Select every line below containing the word "HENRIQUE".

[Stored records]
--- Start ---

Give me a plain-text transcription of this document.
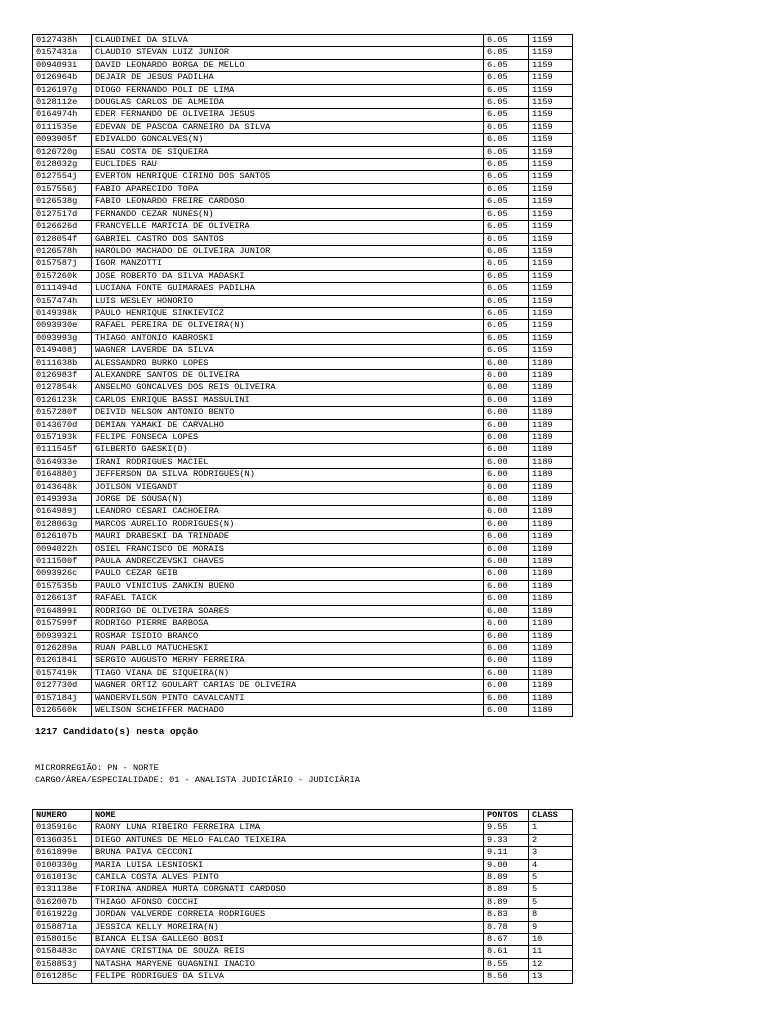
0127438h	CLAUDINEI DA SILVA	6.05	1159
0157431a	CLAUDIO STEVAN LUIZ JUNIOR	6.05	1159
0094093i	DAVID LEONARDO BORGA DE MELLO	6.05	1159
0126964b	DEJAIR DE JESUS PADILHA	6.05	1159
0126197g	DIOGO FERNANDO POLI DE LIMA	6.05	1159
0128112e	DOUGLAS CARLOS DE ALMEIDA	6.05	1159
0164974h	EDER FERNANDO DE OLIVEIRA JESUS	6.05	1159
0111535e	EDEVAN DE PASCOA CARNEIRO DA SILVA	6.05	1159
0093905f	EDIVALDO GONCALVES(N)	6.05	1159
0126720g	ESAU COSTA DE SIQUEIRA	6.05	1159
0128032g	EUCLIDES RAU	6.05	1159
0127554j	EVERTON HENRIQUE CIRINO DOS SANTOS	6.05	1159
0157556j	FABIO APARECIDO TOPA	6.05	1159
0126538g	FABIO LEONARDO FREIRE CARDOSO	6.05	1159
0127517d	FERNANDO CEZAR NUNES(N)	6.05	1159
0126626d	FRANCYELLE MARICIA DE OLIVEIRA	6.05	1159
0128054f	GABRIEL CASTRO DOS SANTOS	6.05	1159
0126578h	HAROLDO MACHADO DE OLIVEIRA JUNIOR	6.05	1159
0157587j	IGOR MANZOTTI	6.05	1159
0157260k	JOSE ROBERTO DA SILVA MADASKI	6.05	1159
0111494d	LUCIANA FONTE GUIMARAES PADILHA	6.05	1159
0157474h	LUIS WESLEY HONORIO	6.05	1159
0149398k	PAULO HENRIQUE SINKIEVICZ	6.05	1159
0093930e	RAFAEL PEREIRA DE OLIVEIRA(N)	6.05	1159
0093993g	THIAGO ANTONIO KABROSKI	6.05	1159
0149408j	WAGNER LAVERDE DA SILVA	6.05	1159
0111638b	ALESSANDRO BURKO LOPES	6.00	1189
0126983f	ALEXANDRE SANTOS DE OLIVEIRA	6.00	1189
0127854k	ANSELMO GONCALVES DOS REIS OLIVEIRA	6.00	1189
0126123k	CARLOS ENRIQUE BASSI MASSULINI	6.00	1189
0157280f	DEIVID NELSON ANTONIO BENTO	6.00	1189
0143670d	DEMIAN YAMAKI DE CARVALHO	6.00	1189
0157193k	FELIPE FONSECA LOPES	6.00	1189
0111545f	GILBERTO GAESKI(D)	6.00	1189
0164933e	IRANI RODRIGUES MACIEL	6.00	1189
0164880j	JEFFERSON DA SILVA RODRIGUES(N)	6.00	1189
0143648k	JOILSON VIEGANDT	6.00	1189
0149393a	JORGE DE SOUSA(N)	6.00	1189
0164989j	LEANDRO CESARI CACHOEIRA	6.00	1189
0128063g	MARCOS AURELIO RODRIGUES(N)	6.00	1189
0126107b	MAURI DRABESKI DA TRINDADE	6.00	1189
0094022h	OSIEL FRANCISCO DE MORAIS	6.00	1189
0111500f	PAULA ANDRECZEVSKI CHAVES	6.00	1189
0093926c	PAULO CEZAR GEIB	6.00	1189
0157535b	PAULO VINICIUS ZANKIN BUENO	6.00	1189
0126613f	RAFAEL TAICK	6.00	1189
0164899i	RODRIGO DE OLIVEIRA SOARES	6.00	1189
0157599f	RODRIGO PIERRE BARBOSA	6.00	1189
0093932i	ROSMAR ISIDIO BRANCO	6.00	1189
0126289a	RUAN PABLLO MATUCHESKI	6.00	1189
0126184i	SERGIO AUGUSTO MERHY FERREIRA	6.00	1189
0157419k	TIAGO VIANA DE SIQUEIRA(N)	6.00	1189
0127730d	WAGNER ORTIZ GOULART CARIAS DE OLIVEIRA	6.00	1189
0157184j	WANDERVILSON PINTO CAVALCANTI	6.00	1189
0126560k	WELISON SCHEIFFER MACHADO	6.00	1189
1217 Candidato(s) nesta opção
MICRORREGIÃO: PN - NORTE
CARGO/ÁREA/ESPECIALIDADE: 01 - ANALISTA JUDICIÁRIO - JUDICIÁRIA
NUMERO	NOME	PONTOS	CLASS
0135916c	RAONY LUNA RIBEIRO FERREIRA LIMA	9.55	1
0136035i	DIEGO ANTUNES DE MELO FALCAO TEIXEIRA	9.33	2
0161899e	BRUNA PAIVA CECCONI	9.11	3
0100330g	MARIA LUISA LESNIOSKI	9.00	4
0161013c	CAMILA COSTA ALVES PINTO	8.89	5
0131138e	FIORINA ANDREA MURTA CORGNATI CARDOSO	8.89	5
0162007b	THIAGO AFONSO COCCHI	8.89	5
0161922g	JORDAN VALVERDE CORREIA RODRIGUES	8.83	8
0158871a	JESSICA KELLY MOREIRA(N)	8.78	9
0158015c	BIANCA ELISA GALLEGO BOSI	8.67	10
0158483c	DAYANE CRISTINA DE SOUZA REIS	8.61	11
0158853j	NATASHA MARYENE GUAGNINI INACIO	8.55	12
0161285c	FELIPE RODRIGUES DA SILVA	8.50	13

--- End ---

SOLUTION FOR THIS EXERCISE:
0127554j	EVERTON HENRIQUE CIRINO DOS SANTOS	6.05	1159
0149398k	PAULO HENRIQUE SINKIEVICZ	6.05	1159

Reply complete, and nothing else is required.